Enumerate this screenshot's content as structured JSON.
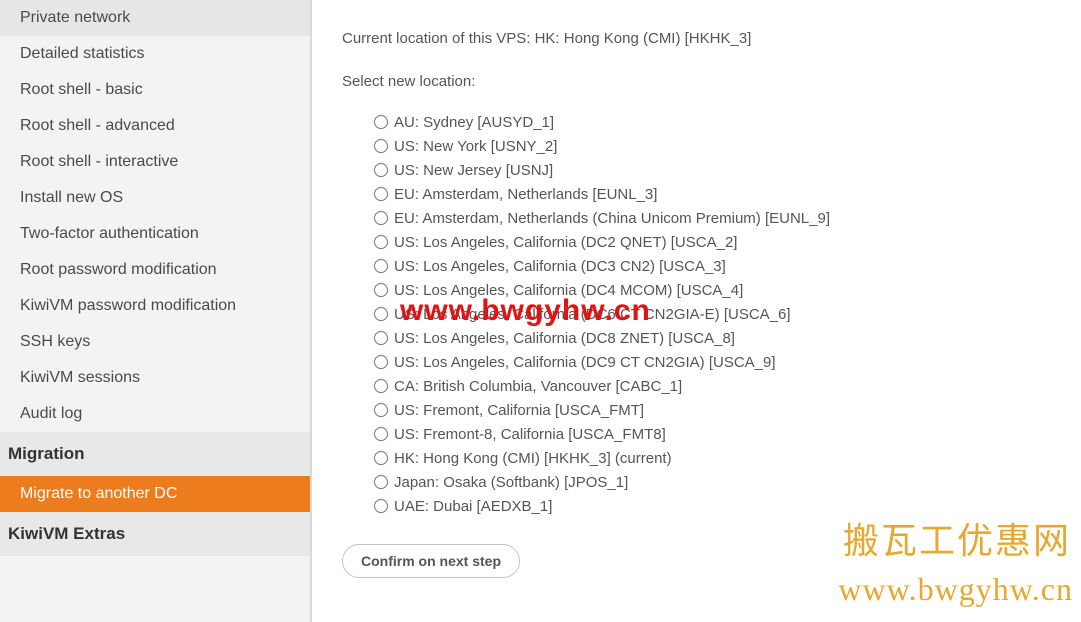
{
  "sidebar": {
    "items_top": [
      {
        "label": "Private network"
      },
      {
        "label": "Detailed statistics"
      },
      {
        "label": "Root shell - basic"
      },
      {
        "label": "Root shell - advanced"
      },
      {
        "label": "Root shell - interactive"
      },
      {
        "label": "Install new OS"
      },
      {
        "label": "Two-factor authentication"
      },
      {
        "label": "Root password modification"
      },
      {
        "label": "KiwiVM password modification"
      },
      {
        "label": "SSH keys"
      },
      {
        "label": "KiwiVM sessions"
      },
      {
        "label": "Audit log"
      }
    ],
    "section_migration": "Migration",
    "migration_items": [
      {
        "label": "Migrate to another DC",
        "active": true
      }
    ],
    "section_extras": "KiwiVM Extras"
  },
  "main": {
    "current_location_label": "Current location of this VPS: HK: Hong Kong (CMI) [HKHK_3]",
    "select_label": "Select new location:",
    "locations": [
      "AU: Sydney [AUSYD_1]",
      "US: New York [USNY_2]",
      "US: New Jersey [USNJ]",
      "EU: Amsterdam, Netherlands [EUNL_3]",
      "EU: Amsterdam, Netherlands (China Unicom Premium) [EUNL_9]",
      "US: Los Angeles, California (DC2 QNET) [USCA_2]",
      "US: Los Angeles, California (DC3 CN2) [USCA_3]",
      "US: Los Angeles, California (DC4 MCOM) [USCA_4]",
      "US: Los Angeles, California (DC6 CT CN2GIA-E) [USCA_6]",
      "US: Los Angeles, California (DC8 ZNET) [USCA_8]",
      "US: Los Angeles, California (DC9 CT CN2GIA) [USCA_9]",
      "CA: British Columbia, Vancouver [CABC_1]",
      "US: Fremont, California [USCA_FMT]",
      "US: Fremont-8, California [USCA_FMT8]",
      "HK: Hong Kong (CMI) [HKHK_3] (current)",
      "Japan: Osaka (Softbank) [JPOS_1]",
      "UAE: Dubai [AEDXB_1]"
    ],
    "confirm_label": "Confirm on next step"
  },
  "watermarks": {
    "center": "www.bwgyhw.cn",
    "corner_cn": "搬瓦工优惠网",
    "corner_url": "www.bwgyhw.cn"
  }
}
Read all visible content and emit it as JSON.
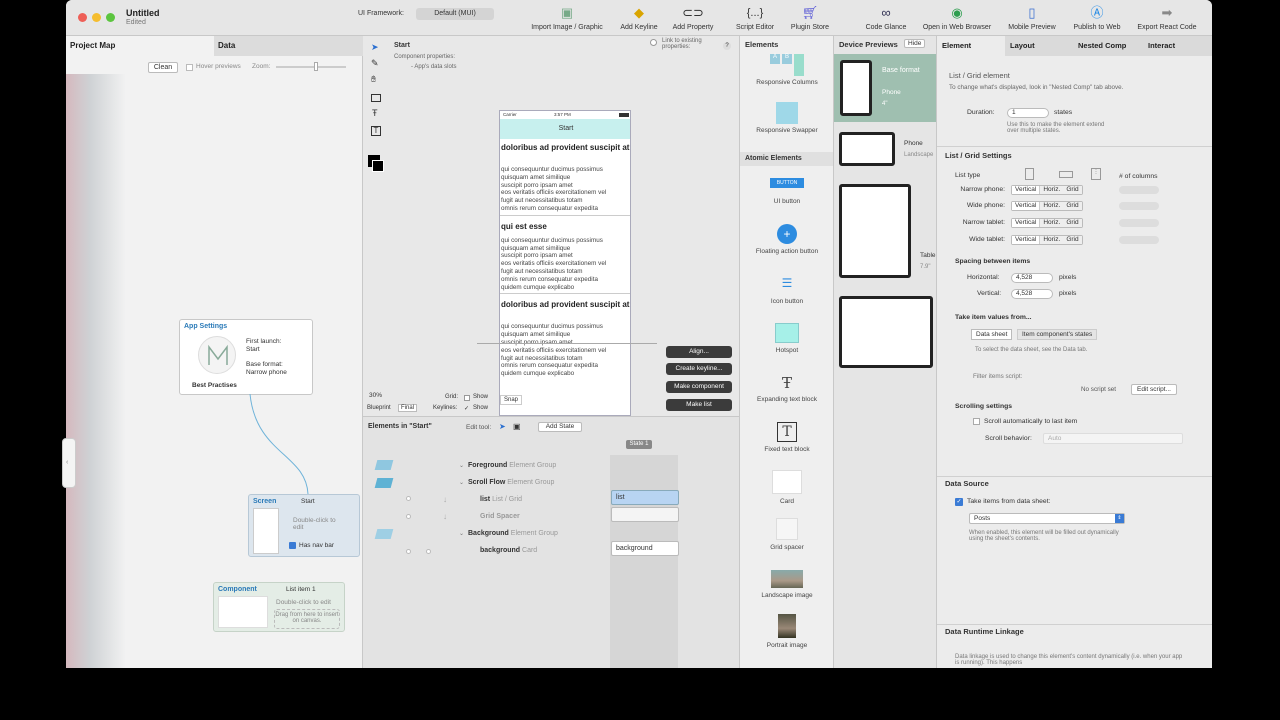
{
  "window": {
    "title": "Untitled",
    "subtitle": "Edited",
    "ui_framework_label": "UI Framework:",
    "ui_framework_value": "Default (MUI)"
  },
  "toolbar": {
    "buttons": [
      {
        "label": "Import Image / Graphic",
        "icon": "image-icon"
      },
      {
        "label": "Add Keyline",
        "icon": "keyline-icon"
      },
      {
        "label": "Add Property",
        "icon": "link-icon"
      },
      {
        "label": "Script Editor",
        "icon": "braces-icon"
      },
      {
        "label": "Plugin Store",
        "icon": "cart-icon"
      },
      {
        "label": "Code Glance",
        "icon": "binoculars-icon"
      },
      {
        "label": "Open in Web Browser",
        "icon": "browser-icon"
      },
      {
        "label": "Mobile Preview",
        "icon": "phone-icon"
      },
      {
        "label": "Publish to Web",
        "icon": "publish-icon"
      },
      {
        "label": "Export React Code",
        "icon": "export-icon"
      }
    ]
  },
  "left": {
    "tabs": [
      "Project Map",
      "Data"
    ],
    "clean_label": "Clean",
    "hover_previews": "Hover previews",
    "zoom_label": "Zoom:",
    "app_settings": {
      "title": "App Settings",
      "first_launch": "First launch:",
      "first_launch_value": "Start",
      "base_format": "Base format:",
      "base_format_value": "Narrow phone",
      "best_practises": "Best Practises"
    },
    "screen_node": {
      "title": "Screen",
      "name": "Start",
      "hint": "Double-click to edit",
      "nav_bar": "Has nav bar"
    },
    "component_node": {
      "title": "Component",
      "name": "List item 1",
      "hint": "Double-click to edit",
      "drag_hint": "Drag from here to insert on canvas."
    }
  },
  "canvas": {
    "screen_name": "Start",
    "component_props": "Component properties:",
    "app_data_slots": "- App's data slots",
    "link_existing": "Link to existing properties:",
    "carrier": "Carrier",
    "time": "3:57 PM",
    "nav_title": "Start",
    "heading1": "doloribus ad provident suscipit at",
    "body1": [
      "qui consequuntur ducimus possimus",
      "quisquam amet similique",
      "suscipit porro ipsam amet",
      "eos veritatis officiis exercitationem vel",
      "fugit aut necessitatibus totam",
      "omnis rerum consequatur expedita",
      "quidem cumque explicabo"
    ],
    "heading2": "qui est esse",
    "body2": [
      "qui consequuntur ducimus possimus",
      "quisquam amet similique",
      "suscipit porro ipsam amet",
      "eos veritatis officiis exercitationem vel",
      "fugit aut necessitatibus totam",
      "omnis rerum consequatur expedita",
      "quidem cumque explicabo"
    ],
    "heading3": "doloribus ad provident suscipit at",
    "body3": [
      "qui consequuntur ducimus possimus",
      "quisquam amet similique",
      "suscipit porro ipsam amet",
      "eos veritatis officiis exercitationem vel",
      "fugit aut necessitatibus totam",
      "omnis rerum consequatur expedita",
      "quidem cumque explicabo"
    ],
    "zoom_pct": "30%",
    "blueprint": "Blueprint",
    "final": "Final",
    "grid_label": "Grid:",
    "grid_show": "Show",
    "keylines_label": "Keylines:",
    "keylines_show": "Show",
    "snap_label": "Snap",
    "align_btn": "Align...",
    "create_keyline_btn": "Create keyline...",
    "make_component_btn": "Make component",
    "make_list_btn": "Make list"
  },
  "elements_panel": {
    "title": "Elements in \"Start\"",
    "edit_tool": "Edit tool:",
    "add_state": "Add State",
    "state1": "State 1",
    "rows": [
      {
        "name": "Foreground",
        "type": "Element Group"
      },
      {
        "name": "Scroll Flow",
        "type": "Element Group"
      },
      {
        "name": "list",
        "type": "List / Grid"
      },
      {
        "name": "Grid Spacer",
        "type": ""
      },
      {
        "name": "Background",
        "type": "Element Group"
      },
      {
        "name": "background",
        "type": "Card"
      }
    ],
    "cell_list": "list",
    "cell_background": "background"
  },
  "palette": {
    "header": "Elements",
    "atomic_header": "Atomic Elements",
    "items_top": [
      "Responsive Columns",
      "Responsive Swapper"
    ],
    "items": [
      "UI button",
      "Floating action button",
      "Icon button",
      "Hotspot",
      "Expanding text block",
      "Fixed text block",
      "Card",
      "Grid spacer",
      "Landscape image",
      "Portrait image"
    ],
    "ui_button_text": "BUTTON"
  },
  "devices": {
    "header": "Device Previews",
    "hide": "Hide",
    "base_format": "Base format",
    "phone1": "Phone",
    "phone1_size": "4\"",
    "phone2": "Phone",
    "phone2_sub": "Landscape",
    "tablet": "Table",
    "tablet_size": "7.9\""
  },
  "inspector": {
    "tabs": [
      "Element",
      "Layout",
      "Nested Comp",
      "Interact"
    ],
    "element_type": "List / Grid element",
    "element_hint": "To change what's displayed, look in \"Nested Comp\" tab above.",
    "duration_label": "Duration:",
    "duration_value": "1",
    "duration_unit": "states",
    "duration_hint": "Use this to make the element extend over multiple states.",
    "list_grid_settings": "List / Grid Settings",
    "list_type": "List type",
    "num_columns": "# of columns",
    "device_rows": [
      {
        "label": "Narrow phone:"
      },
      {
        "label": "Wide phone:"
      },
      {
        "label": "Narrow tablet:"
      },
      {
        "label": "Wide tablet:"
      }
    ],
    "seg_vertical": "Vertical",
    "seg_horiz": "Horiz.",
    "seg_grid": "Grid",
    "spacing_title": "Spacing between items",
    "horizontal_label": "Horizontal:",
    "vertical_label": "Vertical:",
    "spacing_value": "4,528",
    "pixels": "pixels",
    "take_values": "Take item values from...",
    "data_sheet_btn": "Data sheet",
    "comp_states_btn": "Item component's states",
    "data_tab_hint": "To select the data sheet, see the Data tab.",
    "filter_script": "Filter items script:",
    "no_script": "No script set",
    "edit_script": "Edit script...",
    "scrolling_settings": "Scrolling settings",
    "scroll_auto": "Scroll automatically to last item",
    "scroll_behavior": "Scroll behavior:",
    "scroll_behavior_value": "Auto",
    "data_source": "Data Source",
    "take_items": "Take items from data sheet:",
    "sheet_value": "Posts",
    "data_source_hint": "When enabled, this element will be filled out dynamically using the sheet's contents.",
    "runtime_linkage": "Data Runtime Linkage",
    "runtime_hint": "Data linkage is used to change this element's content dynamically (i.e. when your app is running). This happens"
  }
}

• **Aim of the task**:
Write down only the number of lines that contain the string "states" in the listing.

• **Solution below**:
3